Short task ▸
Return every line of the data below that includes the string "следующей".

Materials provided ▸

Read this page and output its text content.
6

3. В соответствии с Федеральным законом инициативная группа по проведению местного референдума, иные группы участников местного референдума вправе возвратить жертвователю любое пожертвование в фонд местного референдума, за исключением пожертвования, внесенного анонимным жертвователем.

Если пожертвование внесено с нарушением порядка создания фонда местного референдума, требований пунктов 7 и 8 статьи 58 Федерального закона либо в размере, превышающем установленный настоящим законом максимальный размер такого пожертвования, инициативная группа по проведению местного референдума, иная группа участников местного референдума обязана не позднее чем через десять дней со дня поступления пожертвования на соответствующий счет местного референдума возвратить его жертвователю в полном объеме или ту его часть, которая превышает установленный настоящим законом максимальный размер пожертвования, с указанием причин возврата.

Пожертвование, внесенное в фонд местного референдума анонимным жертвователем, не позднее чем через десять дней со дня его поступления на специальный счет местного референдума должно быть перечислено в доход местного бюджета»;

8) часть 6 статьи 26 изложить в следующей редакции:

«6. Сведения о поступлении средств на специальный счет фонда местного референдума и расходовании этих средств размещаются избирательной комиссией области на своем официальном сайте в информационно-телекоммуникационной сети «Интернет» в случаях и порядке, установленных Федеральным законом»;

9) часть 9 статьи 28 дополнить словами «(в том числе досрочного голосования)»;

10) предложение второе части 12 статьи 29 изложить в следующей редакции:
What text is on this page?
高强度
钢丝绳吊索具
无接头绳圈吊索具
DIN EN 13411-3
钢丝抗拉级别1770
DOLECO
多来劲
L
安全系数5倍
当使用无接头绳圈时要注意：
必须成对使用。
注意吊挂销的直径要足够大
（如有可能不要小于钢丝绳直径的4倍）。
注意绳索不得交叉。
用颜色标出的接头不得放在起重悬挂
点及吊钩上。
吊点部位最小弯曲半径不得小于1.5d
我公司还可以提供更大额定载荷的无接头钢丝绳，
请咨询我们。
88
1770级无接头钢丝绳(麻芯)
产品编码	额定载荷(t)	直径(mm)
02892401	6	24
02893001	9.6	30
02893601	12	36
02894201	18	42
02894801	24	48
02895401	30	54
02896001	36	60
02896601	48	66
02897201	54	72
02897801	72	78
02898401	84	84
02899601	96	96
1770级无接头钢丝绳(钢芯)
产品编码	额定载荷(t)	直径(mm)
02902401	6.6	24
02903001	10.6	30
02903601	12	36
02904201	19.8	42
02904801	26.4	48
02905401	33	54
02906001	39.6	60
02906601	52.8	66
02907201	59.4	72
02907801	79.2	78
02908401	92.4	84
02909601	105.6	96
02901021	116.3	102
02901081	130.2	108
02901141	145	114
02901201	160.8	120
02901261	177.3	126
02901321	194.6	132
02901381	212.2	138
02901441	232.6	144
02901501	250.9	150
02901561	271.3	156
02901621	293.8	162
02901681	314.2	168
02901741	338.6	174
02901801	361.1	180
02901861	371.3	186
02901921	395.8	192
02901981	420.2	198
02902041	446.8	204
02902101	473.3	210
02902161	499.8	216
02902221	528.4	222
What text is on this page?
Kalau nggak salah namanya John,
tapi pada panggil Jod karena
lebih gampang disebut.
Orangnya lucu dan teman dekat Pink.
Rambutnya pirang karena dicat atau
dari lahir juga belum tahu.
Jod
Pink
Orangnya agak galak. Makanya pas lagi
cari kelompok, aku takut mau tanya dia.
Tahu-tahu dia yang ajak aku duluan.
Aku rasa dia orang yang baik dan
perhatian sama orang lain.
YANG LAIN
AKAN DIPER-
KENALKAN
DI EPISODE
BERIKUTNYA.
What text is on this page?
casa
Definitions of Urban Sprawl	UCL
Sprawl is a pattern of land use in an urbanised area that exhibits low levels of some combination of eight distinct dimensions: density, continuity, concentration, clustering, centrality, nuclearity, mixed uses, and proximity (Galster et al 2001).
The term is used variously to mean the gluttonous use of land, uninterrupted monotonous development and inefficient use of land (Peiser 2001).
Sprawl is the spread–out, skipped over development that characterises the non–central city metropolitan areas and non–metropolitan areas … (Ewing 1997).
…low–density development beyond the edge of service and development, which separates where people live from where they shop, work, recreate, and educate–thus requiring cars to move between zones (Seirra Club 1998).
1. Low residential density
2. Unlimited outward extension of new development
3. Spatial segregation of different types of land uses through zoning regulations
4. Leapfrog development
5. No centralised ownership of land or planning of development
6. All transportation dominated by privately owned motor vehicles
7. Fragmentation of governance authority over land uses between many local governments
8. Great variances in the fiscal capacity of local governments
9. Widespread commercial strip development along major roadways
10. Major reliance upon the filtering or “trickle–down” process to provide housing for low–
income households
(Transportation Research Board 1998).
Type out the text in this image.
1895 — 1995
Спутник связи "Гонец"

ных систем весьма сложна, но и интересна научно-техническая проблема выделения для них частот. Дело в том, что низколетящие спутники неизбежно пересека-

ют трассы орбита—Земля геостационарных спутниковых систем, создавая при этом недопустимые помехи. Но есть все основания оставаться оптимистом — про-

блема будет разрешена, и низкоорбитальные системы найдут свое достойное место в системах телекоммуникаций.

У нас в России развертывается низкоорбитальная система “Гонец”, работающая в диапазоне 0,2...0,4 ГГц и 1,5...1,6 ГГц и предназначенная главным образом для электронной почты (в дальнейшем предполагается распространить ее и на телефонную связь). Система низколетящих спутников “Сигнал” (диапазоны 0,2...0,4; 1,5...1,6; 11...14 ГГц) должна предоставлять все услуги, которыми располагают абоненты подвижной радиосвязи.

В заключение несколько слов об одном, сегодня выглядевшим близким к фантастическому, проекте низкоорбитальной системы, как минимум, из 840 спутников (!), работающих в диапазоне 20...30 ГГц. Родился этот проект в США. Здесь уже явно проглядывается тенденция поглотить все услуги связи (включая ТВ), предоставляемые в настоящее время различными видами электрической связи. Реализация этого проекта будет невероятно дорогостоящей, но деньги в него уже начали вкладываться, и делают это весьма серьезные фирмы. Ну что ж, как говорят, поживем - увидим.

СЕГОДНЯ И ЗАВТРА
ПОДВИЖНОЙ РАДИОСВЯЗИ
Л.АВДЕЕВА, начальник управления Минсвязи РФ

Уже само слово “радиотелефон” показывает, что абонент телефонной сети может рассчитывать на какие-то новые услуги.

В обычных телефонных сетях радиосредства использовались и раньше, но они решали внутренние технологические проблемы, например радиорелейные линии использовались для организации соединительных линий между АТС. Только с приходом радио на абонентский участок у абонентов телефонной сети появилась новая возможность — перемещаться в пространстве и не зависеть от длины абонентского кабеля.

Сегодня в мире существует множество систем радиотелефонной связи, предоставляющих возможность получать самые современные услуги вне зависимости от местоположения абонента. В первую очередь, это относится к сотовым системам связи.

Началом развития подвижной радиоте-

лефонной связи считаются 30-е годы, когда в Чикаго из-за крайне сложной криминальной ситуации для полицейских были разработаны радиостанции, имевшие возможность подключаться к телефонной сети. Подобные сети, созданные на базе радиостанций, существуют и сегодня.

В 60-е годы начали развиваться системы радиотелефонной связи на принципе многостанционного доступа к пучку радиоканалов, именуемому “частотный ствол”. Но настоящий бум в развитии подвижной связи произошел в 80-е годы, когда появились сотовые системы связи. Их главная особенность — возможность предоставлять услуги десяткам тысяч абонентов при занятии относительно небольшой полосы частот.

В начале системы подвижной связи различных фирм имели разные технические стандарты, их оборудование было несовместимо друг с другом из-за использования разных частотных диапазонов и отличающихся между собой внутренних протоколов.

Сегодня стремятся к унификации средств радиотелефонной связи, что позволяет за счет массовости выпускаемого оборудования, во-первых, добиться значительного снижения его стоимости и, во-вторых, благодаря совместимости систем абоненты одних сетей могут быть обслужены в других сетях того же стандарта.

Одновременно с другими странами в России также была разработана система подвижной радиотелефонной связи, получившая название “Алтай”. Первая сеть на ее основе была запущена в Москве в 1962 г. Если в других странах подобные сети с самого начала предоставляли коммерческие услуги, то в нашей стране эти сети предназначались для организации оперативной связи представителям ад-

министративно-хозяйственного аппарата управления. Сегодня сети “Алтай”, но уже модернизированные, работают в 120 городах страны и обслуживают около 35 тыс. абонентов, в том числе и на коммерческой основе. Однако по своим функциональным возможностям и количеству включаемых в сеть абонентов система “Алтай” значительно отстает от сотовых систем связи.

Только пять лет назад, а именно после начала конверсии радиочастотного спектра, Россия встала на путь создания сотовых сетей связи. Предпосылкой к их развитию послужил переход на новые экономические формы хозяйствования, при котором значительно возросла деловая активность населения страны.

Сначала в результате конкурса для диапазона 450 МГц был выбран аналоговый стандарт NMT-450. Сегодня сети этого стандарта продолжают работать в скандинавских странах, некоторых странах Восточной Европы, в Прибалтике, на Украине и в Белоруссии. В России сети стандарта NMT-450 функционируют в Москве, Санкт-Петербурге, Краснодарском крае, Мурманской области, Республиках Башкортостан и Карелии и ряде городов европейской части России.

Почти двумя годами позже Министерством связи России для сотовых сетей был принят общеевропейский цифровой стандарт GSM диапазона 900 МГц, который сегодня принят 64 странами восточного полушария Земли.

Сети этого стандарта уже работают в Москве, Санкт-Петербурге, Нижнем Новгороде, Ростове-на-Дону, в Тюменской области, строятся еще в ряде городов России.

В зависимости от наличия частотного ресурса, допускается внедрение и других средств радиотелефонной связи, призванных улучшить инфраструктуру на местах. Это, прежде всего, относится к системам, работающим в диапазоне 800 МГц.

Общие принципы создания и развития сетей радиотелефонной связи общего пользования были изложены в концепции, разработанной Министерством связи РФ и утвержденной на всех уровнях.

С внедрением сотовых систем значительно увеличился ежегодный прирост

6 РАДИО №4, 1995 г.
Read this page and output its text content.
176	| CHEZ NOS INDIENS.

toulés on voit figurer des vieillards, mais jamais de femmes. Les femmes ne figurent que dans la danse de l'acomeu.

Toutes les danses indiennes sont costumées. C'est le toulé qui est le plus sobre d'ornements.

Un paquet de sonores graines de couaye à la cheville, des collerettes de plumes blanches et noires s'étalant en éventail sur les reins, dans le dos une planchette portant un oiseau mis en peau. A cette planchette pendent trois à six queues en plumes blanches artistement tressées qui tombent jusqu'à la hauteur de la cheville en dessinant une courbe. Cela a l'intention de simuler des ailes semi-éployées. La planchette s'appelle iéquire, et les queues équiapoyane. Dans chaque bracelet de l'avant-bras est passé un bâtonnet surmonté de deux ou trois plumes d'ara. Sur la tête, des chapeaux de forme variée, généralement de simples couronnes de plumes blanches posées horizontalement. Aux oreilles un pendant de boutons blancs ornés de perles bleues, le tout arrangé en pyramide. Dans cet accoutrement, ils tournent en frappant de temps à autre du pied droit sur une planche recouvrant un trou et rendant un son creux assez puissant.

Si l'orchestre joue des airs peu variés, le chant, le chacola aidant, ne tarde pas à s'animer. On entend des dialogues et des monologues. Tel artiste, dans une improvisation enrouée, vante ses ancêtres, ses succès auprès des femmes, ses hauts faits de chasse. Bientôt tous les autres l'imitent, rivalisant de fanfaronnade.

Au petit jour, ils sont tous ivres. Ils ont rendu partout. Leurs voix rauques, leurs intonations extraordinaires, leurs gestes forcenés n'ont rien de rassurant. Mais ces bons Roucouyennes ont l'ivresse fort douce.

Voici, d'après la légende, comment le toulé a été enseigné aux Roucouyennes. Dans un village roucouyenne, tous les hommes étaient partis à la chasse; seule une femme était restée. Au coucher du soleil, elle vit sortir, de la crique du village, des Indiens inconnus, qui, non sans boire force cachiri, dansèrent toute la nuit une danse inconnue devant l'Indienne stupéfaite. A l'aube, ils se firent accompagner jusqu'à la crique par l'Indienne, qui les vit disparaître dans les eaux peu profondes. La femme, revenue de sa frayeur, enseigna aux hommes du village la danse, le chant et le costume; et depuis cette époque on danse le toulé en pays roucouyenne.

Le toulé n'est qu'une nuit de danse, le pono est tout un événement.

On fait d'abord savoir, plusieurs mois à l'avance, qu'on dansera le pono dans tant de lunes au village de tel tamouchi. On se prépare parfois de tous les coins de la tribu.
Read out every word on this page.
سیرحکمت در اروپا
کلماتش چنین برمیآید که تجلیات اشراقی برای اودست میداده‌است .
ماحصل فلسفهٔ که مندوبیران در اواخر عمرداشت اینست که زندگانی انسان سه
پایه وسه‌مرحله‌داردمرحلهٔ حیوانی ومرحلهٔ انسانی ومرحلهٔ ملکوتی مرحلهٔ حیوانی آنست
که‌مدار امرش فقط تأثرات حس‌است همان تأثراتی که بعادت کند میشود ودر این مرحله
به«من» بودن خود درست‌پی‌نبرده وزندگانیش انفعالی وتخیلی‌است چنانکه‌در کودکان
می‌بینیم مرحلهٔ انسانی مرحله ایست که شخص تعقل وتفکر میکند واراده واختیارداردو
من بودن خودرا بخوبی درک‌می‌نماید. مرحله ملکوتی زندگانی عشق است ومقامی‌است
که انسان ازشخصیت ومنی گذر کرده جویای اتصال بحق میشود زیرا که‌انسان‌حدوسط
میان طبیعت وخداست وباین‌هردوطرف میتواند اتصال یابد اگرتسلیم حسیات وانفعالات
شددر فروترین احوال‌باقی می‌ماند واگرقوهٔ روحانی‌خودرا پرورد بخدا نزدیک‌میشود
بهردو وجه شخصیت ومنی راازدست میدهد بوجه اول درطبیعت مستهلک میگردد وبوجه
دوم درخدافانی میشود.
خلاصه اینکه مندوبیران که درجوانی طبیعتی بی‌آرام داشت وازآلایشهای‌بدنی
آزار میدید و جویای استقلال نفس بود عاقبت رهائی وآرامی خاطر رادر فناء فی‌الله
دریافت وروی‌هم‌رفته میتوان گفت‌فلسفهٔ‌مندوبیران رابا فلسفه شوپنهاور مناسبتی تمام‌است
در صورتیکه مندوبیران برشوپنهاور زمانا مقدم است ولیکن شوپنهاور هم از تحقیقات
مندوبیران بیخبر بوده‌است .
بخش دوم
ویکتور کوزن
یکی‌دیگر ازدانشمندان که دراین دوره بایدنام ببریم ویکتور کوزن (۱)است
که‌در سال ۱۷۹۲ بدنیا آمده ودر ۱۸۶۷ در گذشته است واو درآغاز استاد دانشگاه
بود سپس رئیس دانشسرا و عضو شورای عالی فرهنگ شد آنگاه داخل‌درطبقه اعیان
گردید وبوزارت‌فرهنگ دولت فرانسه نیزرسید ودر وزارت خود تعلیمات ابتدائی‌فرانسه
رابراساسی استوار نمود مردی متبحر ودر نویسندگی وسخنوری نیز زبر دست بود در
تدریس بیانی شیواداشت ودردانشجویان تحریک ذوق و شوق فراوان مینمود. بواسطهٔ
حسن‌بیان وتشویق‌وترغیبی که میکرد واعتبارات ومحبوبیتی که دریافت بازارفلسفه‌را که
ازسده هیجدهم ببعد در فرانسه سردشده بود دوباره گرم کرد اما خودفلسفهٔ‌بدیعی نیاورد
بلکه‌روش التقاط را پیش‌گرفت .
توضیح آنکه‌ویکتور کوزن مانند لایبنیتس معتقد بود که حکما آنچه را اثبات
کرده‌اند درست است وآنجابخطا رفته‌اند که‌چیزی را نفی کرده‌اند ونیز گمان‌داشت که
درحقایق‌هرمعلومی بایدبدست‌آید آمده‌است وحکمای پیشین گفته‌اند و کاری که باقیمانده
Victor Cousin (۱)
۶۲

Exercise output ▸
8) часть 6 статьи 26 изложить в следующей редакции:
10) предложение второе части 12 статьи 29 изложить в следующей редакции:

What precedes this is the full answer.